_Supplied records_
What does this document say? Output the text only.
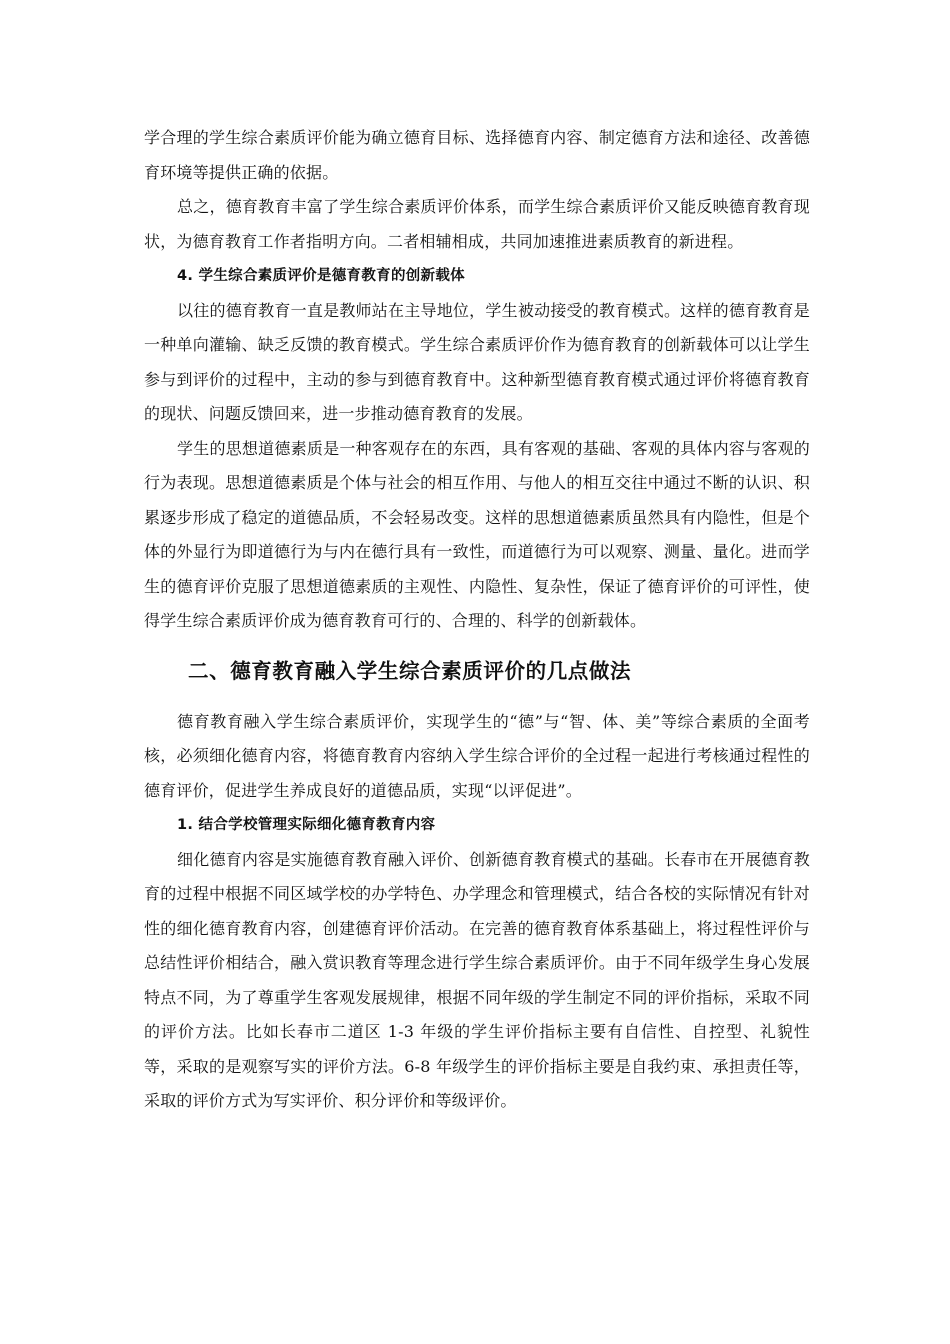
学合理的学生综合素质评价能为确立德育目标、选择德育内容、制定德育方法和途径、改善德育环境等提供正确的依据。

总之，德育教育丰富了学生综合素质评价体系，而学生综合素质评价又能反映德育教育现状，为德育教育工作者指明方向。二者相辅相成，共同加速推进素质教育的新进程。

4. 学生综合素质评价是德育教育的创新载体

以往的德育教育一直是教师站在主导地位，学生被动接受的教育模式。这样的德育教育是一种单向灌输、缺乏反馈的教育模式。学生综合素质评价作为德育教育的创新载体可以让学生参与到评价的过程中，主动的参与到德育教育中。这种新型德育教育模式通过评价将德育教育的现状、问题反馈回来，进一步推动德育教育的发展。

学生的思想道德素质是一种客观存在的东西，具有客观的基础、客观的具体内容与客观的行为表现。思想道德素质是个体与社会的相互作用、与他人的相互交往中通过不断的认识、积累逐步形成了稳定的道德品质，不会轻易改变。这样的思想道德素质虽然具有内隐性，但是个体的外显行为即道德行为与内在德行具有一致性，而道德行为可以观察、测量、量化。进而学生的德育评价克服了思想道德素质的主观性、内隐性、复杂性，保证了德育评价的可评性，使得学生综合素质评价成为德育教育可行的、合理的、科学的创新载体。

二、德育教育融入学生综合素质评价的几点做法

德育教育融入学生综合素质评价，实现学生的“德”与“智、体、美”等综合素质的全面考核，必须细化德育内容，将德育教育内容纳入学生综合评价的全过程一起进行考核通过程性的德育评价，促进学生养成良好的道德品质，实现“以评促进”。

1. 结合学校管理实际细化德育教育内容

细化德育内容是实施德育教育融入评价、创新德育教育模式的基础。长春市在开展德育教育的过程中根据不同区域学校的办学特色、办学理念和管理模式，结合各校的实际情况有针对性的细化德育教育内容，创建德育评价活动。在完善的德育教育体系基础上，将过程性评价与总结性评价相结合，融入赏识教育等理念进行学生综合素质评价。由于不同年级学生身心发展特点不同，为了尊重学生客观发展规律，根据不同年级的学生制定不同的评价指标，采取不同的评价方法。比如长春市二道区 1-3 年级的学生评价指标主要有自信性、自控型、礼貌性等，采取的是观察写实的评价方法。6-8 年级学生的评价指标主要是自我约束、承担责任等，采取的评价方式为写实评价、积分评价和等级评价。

_The request_
Exactly reproduce each record, leaving out any pictures.

_Exercise output_
What does this document say? Output the text only.
学合理的学生综合素质评价能为确立德育目标、选择德育内容、制定德育方法和途径、改善德育环境等提供正确的依据。

总之，德育教育丰富了学生综合素质评价体系，而学生综合素质评价又能反映德育教育现状，为德育教育工作者指明方向。二者相辅相成，共同加速推进素质教育的新进程。

4. 学生综合素质评价是德育教育的创新载体

以往的德育教育一直是教师站在主导地位，学生被动接受的教育模式。这样的德育教育是一种单向灌输、缺乏反馈的教育模式。学生综合素质评价作为德育教育的创新载体可以让学生参与到评价的过程中，主动的参与到德育教育中。这种新型德育教育模式通过评价将德育教育的现状、问题反馈回来，进一步推动德育教育的发展。

学生的思想道德素质是一种客观存在的东西，具有客观的基础、客观的具体内容与客观的行为表现。思想道德素质是个体与社会的相互作用、与他人的相互交往中通过不断的认识、积累逐步形成了稳定的道德品质，不会轻易改变。这样的思想道德素质虽然具有内隐性，但是个体的外显行为即道德行为与内在德行具有一致性，而道德行为可以观察、测量、量化。进而学生的德育评价克服了思想道德素质的主观性、内隐性、复杂性，保证了德育评价的可评性，使得学生综合素质评价成为德育教育可行的、合理的、科学的创新载体。

二、德育教育融入学生综合素质评价的几点做法

德育教育融入学生综合素质评价，实现学生的“德”与“智、体、美”等综合素质的全面考核，必须细化德育内容，将德育教育内容纳入学生综合评价的全过程一起进行考核通过程性的德育评价，促进学生养成良好的道德品质，实现“以评促进”。

1. 结合学校管理实际细化德育教育内容

细化德育内容是实施德育教育融入评价、创新德育教育模式的基础。长春市在开展德育教育的过程中根据不同区域学校的办学特色、办学理念和管理模式，结合各校的实际情况有针对性的细化德育教育内容，创建德育评价活动。在完善的德育教育体系基础上，将过程性评价与总结性评价相结合，融入赏识教育等理念进行学生综合素质评价。由于不同年级学生身心发展特点不同，为了尊重学生客观发展规律，根据不同年级的学生制定不同的评价指标，采取不同的评价方法。比如长春市二道区 1-3 年级的学生评价指标主要有自信性、自控型、礼貌性等，采取的是观察写实的评价方法。6-8 年级学生的评价指标主要是自我约束、承担责任等，采取的评价方式为写实评价、积分评价和等级评价。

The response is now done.